(Stored data entries)
§
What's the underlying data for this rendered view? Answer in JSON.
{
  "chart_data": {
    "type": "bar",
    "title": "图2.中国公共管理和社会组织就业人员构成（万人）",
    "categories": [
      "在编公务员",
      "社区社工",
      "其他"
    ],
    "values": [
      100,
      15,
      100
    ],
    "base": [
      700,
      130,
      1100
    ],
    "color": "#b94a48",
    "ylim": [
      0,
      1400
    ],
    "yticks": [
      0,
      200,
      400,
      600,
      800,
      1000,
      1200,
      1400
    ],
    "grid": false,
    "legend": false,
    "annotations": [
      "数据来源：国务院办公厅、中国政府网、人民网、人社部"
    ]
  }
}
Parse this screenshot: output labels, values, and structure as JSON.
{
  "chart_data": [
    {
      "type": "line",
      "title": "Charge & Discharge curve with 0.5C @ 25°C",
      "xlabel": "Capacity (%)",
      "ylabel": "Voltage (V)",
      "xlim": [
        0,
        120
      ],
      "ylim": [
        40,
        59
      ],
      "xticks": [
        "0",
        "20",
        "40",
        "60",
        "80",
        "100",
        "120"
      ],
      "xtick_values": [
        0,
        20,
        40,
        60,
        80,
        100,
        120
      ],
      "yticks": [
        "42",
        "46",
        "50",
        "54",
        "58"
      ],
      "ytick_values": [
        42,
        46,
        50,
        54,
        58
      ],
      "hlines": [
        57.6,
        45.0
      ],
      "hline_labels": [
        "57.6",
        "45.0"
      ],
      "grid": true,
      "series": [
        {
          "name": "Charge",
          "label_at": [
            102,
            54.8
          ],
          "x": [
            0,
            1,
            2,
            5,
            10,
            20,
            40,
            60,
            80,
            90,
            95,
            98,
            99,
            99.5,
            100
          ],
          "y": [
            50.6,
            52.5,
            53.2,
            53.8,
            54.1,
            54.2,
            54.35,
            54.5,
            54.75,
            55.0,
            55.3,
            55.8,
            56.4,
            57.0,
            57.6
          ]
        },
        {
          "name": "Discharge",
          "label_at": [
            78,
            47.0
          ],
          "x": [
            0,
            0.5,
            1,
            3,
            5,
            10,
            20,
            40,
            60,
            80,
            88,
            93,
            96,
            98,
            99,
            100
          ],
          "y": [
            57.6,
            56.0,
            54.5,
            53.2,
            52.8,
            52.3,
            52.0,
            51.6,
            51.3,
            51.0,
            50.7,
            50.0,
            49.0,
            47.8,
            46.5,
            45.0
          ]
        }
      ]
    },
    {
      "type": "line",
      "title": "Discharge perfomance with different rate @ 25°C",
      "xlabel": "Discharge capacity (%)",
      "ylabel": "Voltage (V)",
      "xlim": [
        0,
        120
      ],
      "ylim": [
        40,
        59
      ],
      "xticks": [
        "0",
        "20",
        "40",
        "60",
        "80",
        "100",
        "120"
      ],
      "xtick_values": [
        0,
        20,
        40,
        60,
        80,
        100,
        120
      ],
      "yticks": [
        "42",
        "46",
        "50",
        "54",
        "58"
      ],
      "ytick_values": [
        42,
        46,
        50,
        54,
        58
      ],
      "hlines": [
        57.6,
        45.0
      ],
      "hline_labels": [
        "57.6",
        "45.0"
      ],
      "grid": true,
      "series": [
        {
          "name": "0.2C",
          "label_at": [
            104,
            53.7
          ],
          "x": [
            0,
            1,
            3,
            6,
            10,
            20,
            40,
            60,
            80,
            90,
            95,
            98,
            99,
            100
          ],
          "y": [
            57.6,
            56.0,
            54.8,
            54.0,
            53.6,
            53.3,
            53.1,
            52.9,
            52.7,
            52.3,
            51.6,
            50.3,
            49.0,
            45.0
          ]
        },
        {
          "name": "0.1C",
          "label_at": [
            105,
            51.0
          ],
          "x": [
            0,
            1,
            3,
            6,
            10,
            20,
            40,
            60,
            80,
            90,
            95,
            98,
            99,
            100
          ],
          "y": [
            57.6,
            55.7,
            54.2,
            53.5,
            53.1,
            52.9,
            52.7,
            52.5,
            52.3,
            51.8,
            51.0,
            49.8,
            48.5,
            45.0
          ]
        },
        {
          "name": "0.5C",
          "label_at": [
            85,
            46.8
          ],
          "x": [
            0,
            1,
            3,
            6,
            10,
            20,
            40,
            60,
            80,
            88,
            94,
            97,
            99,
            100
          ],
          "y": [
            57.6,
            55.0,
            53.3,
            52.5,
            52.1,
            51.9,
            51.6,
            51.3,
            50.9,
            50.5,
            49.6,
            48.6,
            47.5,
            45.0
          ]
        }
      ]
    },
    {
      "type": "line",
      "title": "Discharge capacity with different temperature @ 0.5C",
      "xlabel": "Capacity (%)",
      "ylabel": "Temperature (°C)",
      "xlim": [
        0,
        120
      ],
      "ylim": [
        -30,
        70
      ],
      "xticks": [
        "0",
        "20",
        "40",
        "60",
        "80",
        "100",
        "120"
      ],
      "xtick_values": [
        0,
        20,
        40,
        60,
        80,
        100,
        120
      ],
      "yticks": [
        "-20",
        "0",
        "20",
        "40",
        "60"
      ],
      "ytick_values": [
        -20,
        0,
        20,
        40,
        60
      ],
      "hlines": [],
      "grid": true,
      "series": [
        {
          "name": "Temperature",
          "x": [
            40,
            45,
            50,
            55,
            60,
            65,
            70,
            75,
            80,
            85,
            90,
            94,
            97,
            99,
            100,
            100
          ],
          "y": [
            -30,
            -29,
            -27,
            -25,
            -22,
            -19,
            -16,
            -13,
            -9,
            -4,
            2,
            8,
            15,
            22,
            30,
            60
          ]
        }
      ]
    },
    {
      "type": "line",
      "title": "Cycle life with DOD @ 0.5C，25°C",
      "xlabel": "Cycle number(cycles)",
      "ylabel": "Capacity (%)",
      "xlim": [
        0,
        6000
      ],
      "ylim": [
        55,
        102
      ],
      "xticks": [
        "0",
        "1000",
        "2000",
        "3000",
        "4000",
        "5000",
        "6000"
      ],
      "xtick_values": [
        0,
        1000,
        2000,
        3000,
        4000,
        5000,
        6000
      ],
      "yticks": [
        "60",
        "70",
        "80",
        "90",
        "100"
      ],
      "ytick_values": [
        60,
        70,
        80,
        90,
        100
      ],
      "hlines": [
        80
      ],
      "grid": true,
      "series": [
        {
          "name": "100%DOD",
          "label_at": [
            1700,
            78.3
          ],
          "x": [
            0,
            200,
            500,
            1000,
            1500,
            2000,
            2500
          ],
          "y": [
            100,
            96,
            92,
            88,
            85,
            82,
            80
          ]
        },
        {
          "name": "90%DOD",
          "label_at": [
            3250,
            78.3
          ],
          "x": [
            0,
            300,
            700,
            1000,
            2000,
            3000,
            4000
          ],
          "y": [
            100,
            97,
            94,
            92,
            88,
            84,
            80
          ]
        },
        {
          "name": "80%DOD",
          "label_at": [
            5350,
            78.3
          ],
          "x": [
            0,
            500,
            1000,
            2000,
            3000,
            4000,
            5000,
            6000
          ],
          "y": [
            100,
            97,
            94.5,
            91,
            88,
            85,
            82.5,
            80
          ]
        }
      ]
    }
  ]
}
§
Given request: Restate the whole of the material exactly.

Answer in full:
What's the underlying data for this rendered view? Answer in JSON.
{
  "chart_data": {
    "type": "bar",
    "title": "图2.中国公共管理和社会组织就业人员构成（万人）",
    "categories": [
      "在编公务员",
      "社区社工",
      "其他"
    ],
    "values": [
      100,
      15,
      100
    ],
    "base": [
      700,
      130,
      1100
    ],
    "color": "#b94a48",
    "ylim": [
      0,
      1400
    ],
    "yticks": [
      0,
      200,
      400,
      600,
      800,
      1000,
      1200,
      1400
    ],
    "grid": false,
    "legend": false,
    "annotations": [
      "数据来源：国务院办公厅、中国政府网、人民网、人社部"
    ]
  }
}
Parse this screenshot: output labels, values, and structure as JSON.
{
  "chart_data": [
    {
      "type": "line",
      "title": "Charge & Discharge curve with 0.5C @ 25°C",
      "xlabel": "Capacity (%)",
      "ylabel": "Voltage (V)",
      "xlim": [
        0,
        120
      ],
      "ylim": [
        40,
        59
      ],
      "xticks": [
        "0",
        "20",
        "40",
        "60",
        "80",
        "100",
        "120"
      ],
      "xtick_values": [
        0,
        20,
        40,
        60,
        80,
        100,
        120
      ],
      "yticks": [
        "42",
        "46",
        "50",
        "54",
        "58"
      ],
      "ytick_values": [
        42,
        46,
        50,
        54,
        58
      ],
      "hlines": [
        57.6,
        45.0
      ],
      "hline_labels": [
        "57.6",
        "45.0"
      ],
      "grid": true,
      "series": [
        {
          "name": "Charge",
          "label_at": [
            102,
            54.8
          ],
          "x": [
            0,
            1,
            2,
            5,
            10,
            20,
            40,
            60,
            80,
            90,
            95,
            98,
            99,
            99.5,
            100
          ],
          "y": [
            50.6,
            52.5,
            53.2,
            53.8,
            54.1,
            54.2,
            54.35,
            54.5,
            54.75,
            55.0,
            55.3,
            55.8,
            56.4,
            57.0,
            57.6
          ]
        },
        {
          "name": "Discharge",
          "label_at": [
            78,
            47.0
          ],
          "x": [
            0,
            0.5,
            1,
            3,
            5,
            10,
            20,
            40,
            60,
            80,
            88,
            93,
            96,
            98,
            99,
            100
          ],
          "y": [
            57.6,
            56.0,
            54.5,
            53.2,
            52.8,
            52.3,
            52.0,
            51.6,
            51.3,
            51.0,
            50.7,
            50.0,
            49.0,
            47.8,
            46.5,
            45.0
          ]
        }
      ]
    },
    {
      "type": "line",
      "title": "Discharge perfomance with different rate @ 25°C",
      "xlabel": "Discharge capacity (%)",
      "ylabel": "Voltage (V)",
      "xlim": [
        0,
        120
      ],
      "ylim": [
        40,
        59
      ],
      "xticks": [
        "0",
        "20",
        "40",
        "60",
        "80",
        "100",
        "120"
      ],
      "xtick_values": [
        0,
        20,
        40,
        60,
        80,
        100,
        120
      ],
      "yticks": [
        "42",
        "46",
        "50",
        "54",
        "58"
      ],
      "ytick_values": [
        42,
        46,
        50,
        54,
        58
      ],
      "hlines": [
        57.6,
        45.0
      ],
      "hline_labels": [
        "57.6",
        "45.0"
      ],
      "grid": true,
      "series": [
        {
          "name": "0.2C",
          "label_at": [
            104,
            53.7
          ],
          "x": [
            0,
            1,
            3,
            6,
            10,
            20,
            40,
            60,
            80,
            90,
            95,
            98,
            99,
            100
          ],
          "y": [
            57.6,
            56.0,
            54.8,
            54.0,
            53.6,
            53.3,
            53.1,
            52.9,
            52.7,
            52.3,
            51.6,
            50.3,
            49.0,
            45.0
          ]
        },
        {
          "name": "0.1C",
          "label_at": [
            105,
            51.0
          ],
          "x": [
            0,
            1,
            3,
            6,
            10,
            20,
            40,
            60,
            80,
            90,
            95,
            98,
            99,
            100
          ],
          "y": [
            57.6,
            55.7,
            54.2,
            53.5,
            53.1,
            52.9,
            52.7,
            52.5,
            52.3,
            51.8,
            51.0,
            49.8,
            48.5,
            45.0
          ]
        },
        {
          "name": "0.5C",
          "label_at": [
            85,
            46.8
          ],
          "x": [
            0,
            1,
            3,
            6,
            10,
            20,
            40,
            60,
            80,
            88,
            94,
            97,
            99,
            100
          ],
          "y": [
            57.6,
            55.0,
            53.3,
            52.5,
            52.1,
            51.9,
            51.6,
            51.3,
            50.9,
            50.5,
            49.6,
            48.6,
            47.5,
            45.0
          ]
        }
      ]
    },
    {
      "type": "line",
      "title": "Discharge capacity with different temperature @ 0.5C",
      "xlabel": "Capacity (%)",
      "ylabel": "Temperature (°C)",
      "xlim": [
        0,
        120
      ],
      "ylim": [
        -30,
        70
      ],
      "xticks": [
        "0",
        "20",
        "40",
        "60",
        "80",
        "100",
        "120"
      ],
      "xtick_values": [
        0,
        20,
        40,
        60,
        80,
        100,
        120
      ],
      "yticks": [
        "-20",
        "0",
        "20",
        "40",
        "60"
      ],
      "ytick_values": [
        -20,
        0,
        20,
        40,
        60
      ],
      "hlines": [],
      "grid": true,
      "series": [
        {
          "name": "Temperature",
          "x": [
            40,
            45,
            50,
            55,
            60,
            65,
            70,
            75,
            80,
            85,
            90,
            94,
            97,
            99,
            100,
            100
          ],
          "y": [
            -30,
            -29,
            -27,
            -25,
            -22,
            -19,
            -16,
            -13,
            -9,
            -4,
            2,
            8,
            15,
            22,
            30,
            60
          ]
        }
      ]
    },
    {
      "type": "line",
      "title": "Cycle life with DOD @ 0.5C，25°C",
      "xlabel": "Cycle number(cycles)",
      "ylabel": "Capacity (%)",
      "xlim": [
        0,
        6000
      ],
      "ylim": [
        55,
        102
      ],
      "xticks": [
        "0",
        "1000",
        "2000",
        "3000",
        "4000",
        "5000",
        "6000"
      ],
      "xtick_values": [
        0,
        1000,
        2000,
        3000,
        4000,
        5000,
        6000
      ],
      "yticks": [
        "60",
        "70",
        "80",
        "90",
        "100"
      ],
      "ytick_values": [
        60,
        70,
        80,
        90,
        100
      ],
      "hlines": [
        80
      ],
      "grid": true,
      "series": [
        {
          "name": "100%DOD",
          "label_at": [
            1700,
            78.3
          ],
          "x": [
            0,
            200,
            500,
            1000,
            1500,
            2000,
            2500
          ],
          "y": [
            100,
            96,
            92,
            88,
            85,
            82,
            80
          ]
        },
        {
          "name": "90%DOD",
          "label_at": [
            3250,
            78.3
          ],
          "x": [
            0,
            300,
            700,
            1000,
            2000,
            3000,
            4000
          ],
          "y": [
            100,
            97,
            94,
            92,
            88,
            84,
            80
          ]
        },
        {
          "name": "80%DOD",
          "label_at": [
            5350,
            78.3
          ],
          "x": [
            0,
            500,
            1000,
            2000,
            3000,
            4000,
            5000,
            6000
          ],
          "y": [
            100,
            97,
            94.5,
            91,
            88,
            85,
            82.5,
            80
          ]
        }
      ]
    }
  ]
}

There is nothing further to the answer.